Stated problem A: Copy the stretch of the Matlab integration thread from "I integrated the" through "interesting to see.", swapping "implied integral" for "inferred integral".
Stated problem B: Return, without any change, the rows from the line that contains "- value-label: 67,36: [780, 193, 865, 231]" through the line that contains "- x-tick-label: SCORE-HDLᵃ: [273, 905, 486, 943]".

# Matlab's "buggy" symbolic integration function seems to be equivalent to the Implied Integral. Coincedence or intentional?

In matlab there is a function called "int(f,x)" which takes in a symbolic function and a variable and integrates it. I decided to try using it today to play around and do a few integrals and I got a pretty interesting surprise.

I integrated the following and got the following results from matlab:

$$\int floor(x) dx = x*floor(x)$$

$$\int floor(\sqrt x) dx = x*floor(\sqrt x)$$

$$\int x*floor(x) dx = \frac {x^2}2*floor(x)$$

I think you see the pattern. Matlab's integral seems to treat symbols of the form floor(f(x)) as constants. Oddly enough, I actually have a name for and use this operator in self-developed integration methods. I call it an implied integral. Is there some actual reason why matlab's integration function does implied integration or is it just a "bug" in the lack of algorithms for certain integrals? This is the first instance I've seen of anything mimicking the sort of things I've been doing over the past year or so, so if matlab has followed down the same path I am and is doing something I'm not yet aware of that would interesting to see.

Record extracts:
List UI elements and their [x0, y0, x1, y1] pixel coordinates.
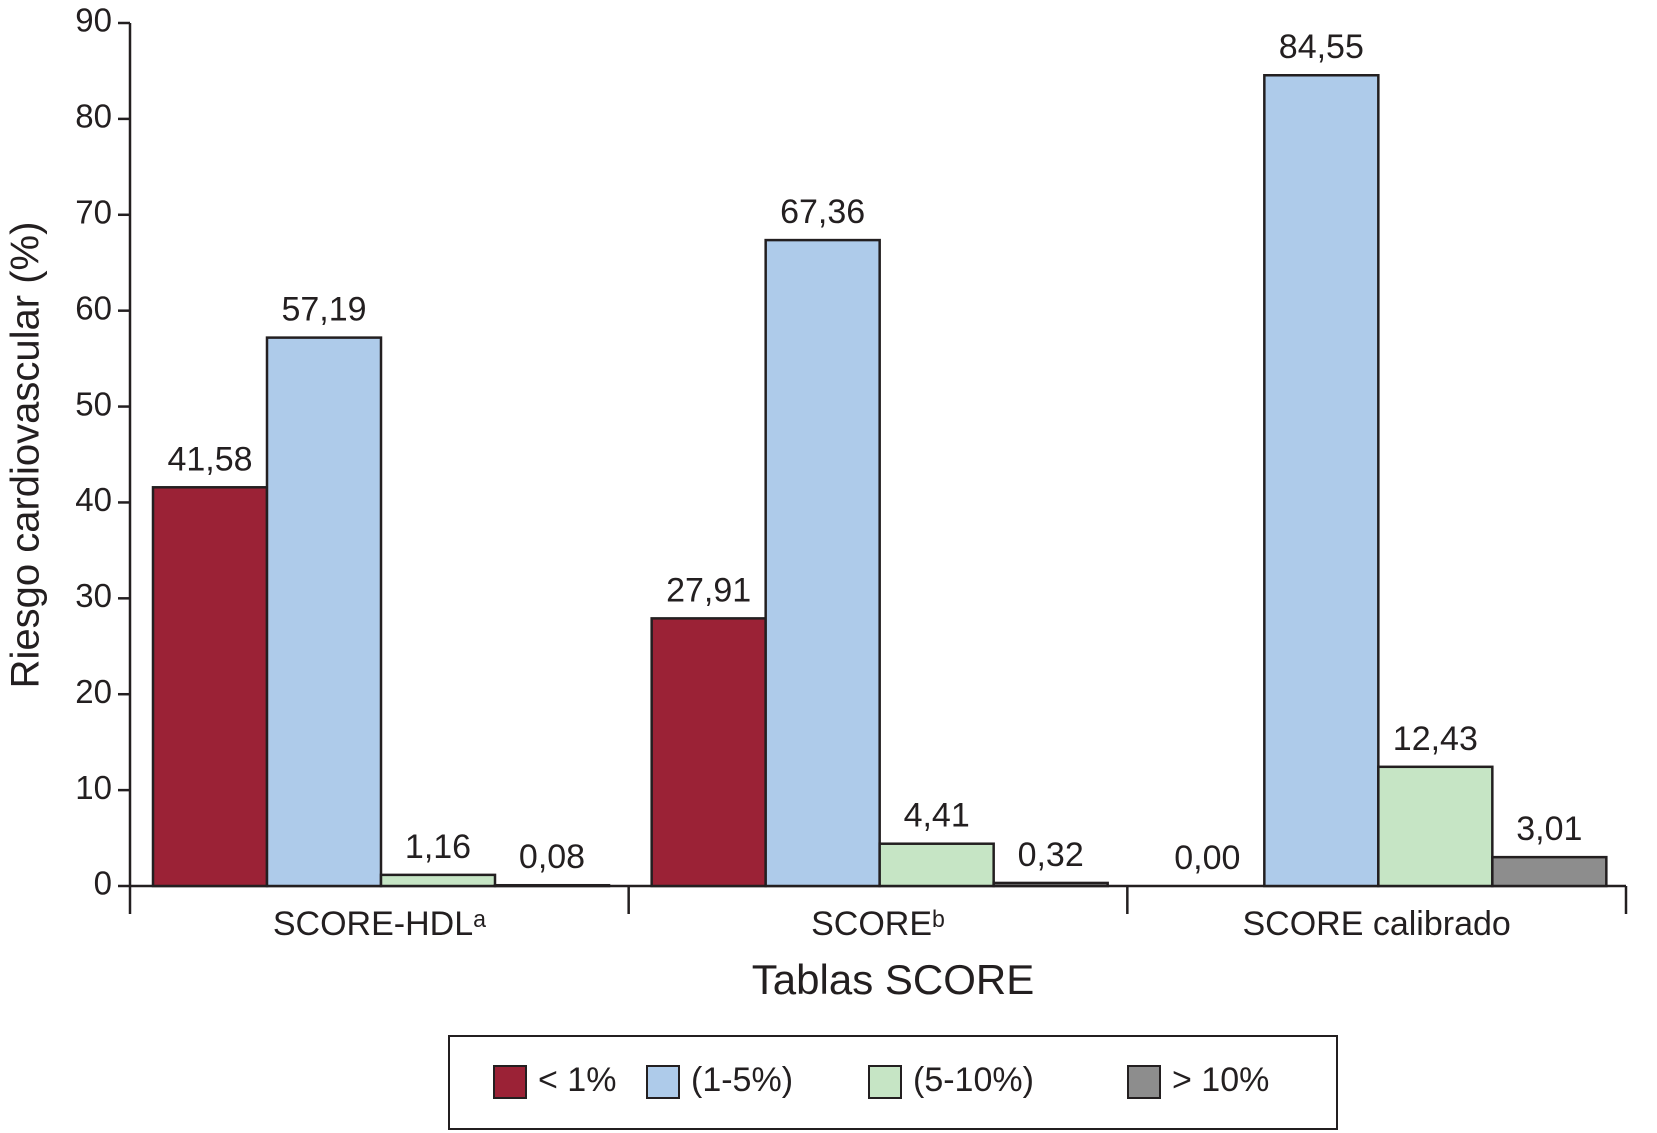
- value-label: 67,36: [780, 193, 865, 231]
- legend-swatch: [493, 1065, 527, 1099]
- y-tick-label: 80: [75, 98, 112, 135]
- y-tick-label: 50: [75, 385, 112, 422]
- legend-label: (1-5%): [691, 1061, 793, 1099]
- x-axis-title: Tablas SCORE: [752, 956, 1034, 1003]
- bar: [764, 238, 881, 888]
- legend-label: (5-10%): [913, 1061, 1034, 1099]
- value-label: 57,19: [281, 291, 366, 329]
- legend-label: < 1%: [538, 1061, 616, 1099]
- value-label: 84,55: [1279, 28, 1364, 66]
- bar: [151, 486, 269, 888]
- x-tick-label: SCORE calibrado: [1242, 905, 1510, 943]
- value-label: 0,00: [1174, 839, 1240, 877]
- bar: [650, 617, 767, 888]
- y-tick-label: 70: [75, 193, 112, 230]
- y-tick-label: 30: [75, 577, 112, 614]
- y-tick-label: 0: [94, 865, 112, 902]
- bar: [1377, 765, 1494, 888]
- y-tick-label: 90: [75, 2, 112, 39]
- bar: [493, 883, 611, 888]
- legend-box: [448, 1035, 1338, 1130]
- x-tick-label: SCORE-HDLᵃ: [273, 905, 486, 943]
- value-label: 12,43: [1393, 720, 1478, 758]
- value-label: 41,58: [167, 440, 252, 478]
- bar: [379, 873, 497, 888]
- y-tick-label: 10: [75, 769, 112, 806]
- value-label: 27,91: [666, 571, 751, 609]
- x-tick-label: SCOREᵇ: [811, 905, 945, 943]
- y-tick-label: 20: [75, 673, 112, 710]
- legend-swatch: [868, 1065, 902, 1099]
- y-axis-title: Riesgo cardiovascular (%): [4, 222, 48, 689]
- value-label: 4,41: [904, 797, 970, 835]
- bar: [1491, 855, 1608, 888]
- bar: [992, 881, 1109, 888]
- bar: [1263, 74, 1380, 888]
- bar: [878, 842, 995, 888]
- legend-swatch: [646, 1065, 680, 1099]
- legend-label: > 10%: [1172, 1061, 1269, 1099]
- bar: [265, 336, 383, 888]
- y-tick-label: 60: [75, 289, 112, 326]
- y-tick-label: 40: [75, 481, 112, 518]
- legend-swatch: [1127, 1065, 1161, 1099]
- value-label: 1,16: [405, 828, 471, 866]
- value-label: 0,08: [519, 838, 585, 876]
- value-label: 3,01: [1516, 810, 1582, 848]
- value-label: 0,32: [1018, 836, 1084, 874]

Final answer A:
I integrated the following and got the following results from matlab:

$$\int floor(x) dx = x*floor(x)$$

$$\int floor(\sqrt x) dx = x*floor(\sqrt x)$$

$$\int x*floor(x) dx = \frac {x^2}2*floor(x)$$

I think you see the pattern. Matlab's integral seems to treat symbols of the form floor(f(x)) as constants. Oddly enough, I actually have a name for and use this operator in self-developed integration methods. I call it an inferred integral. Is there some actual reason why matlab's integration function does implied integration or is it just a "bug" in the lack of algorithms for certain integrals? This is the first instance I've seen of anything mimicking the sort of things I've been doing over the past year or so, so if matlab has followed down the same path I am and is doing something I'm not yet aware of that would interesting to see.

Final answer B:
- value-label: 67,36: [780, 193, 865, 231]
- legend-swatch: [493, 1065, 527, 1099]
- y-tick-label: 80: [75, 98, 112, 135]
- y-tick-label: 50: [75, 385, 112, 422]
- legend-label: (1-5%): [691, 1061, 793, 1099]
- x-axis-title: Tablas SCORE: [752, 956, 1034, 1003]
- bar: [764, 238, 881, 888]
- legend-label: (5-10%): [913, 1061, 1034, 1099]
- value-label: 57,19: [281, 291, 366, 329]
- legend-label: < 1%: [538, 1061, 616, 1099]
- value-label: 84,55: [1279, 28, 1364, 66]
- bar: [151, 486, 269, 888]
- x-tick-label: SCORE calibrado: [1242, 905, 1510, 943]
- value-label: 0,00: [1174, 839, 1240, 877]
- bar: [650, 617, 767, 888]
- y-tick-label: 70: [75, 193, 112, 230]
- y-tick-label: 30: [75, 577, 112, 614]
- y-tick-label: 0: [94, 865, 112, 902]
- bar: [1377, 765, 1494, 888]
- y-tick-label: 90: [75, 2, 112, 39]
- bar: [493, 883, 611, 888]
- legend-box: [448, 1035, 1338, 1130]
- x-tick-label: SCORE-HDLᵃ: [273, 905, 486, 943]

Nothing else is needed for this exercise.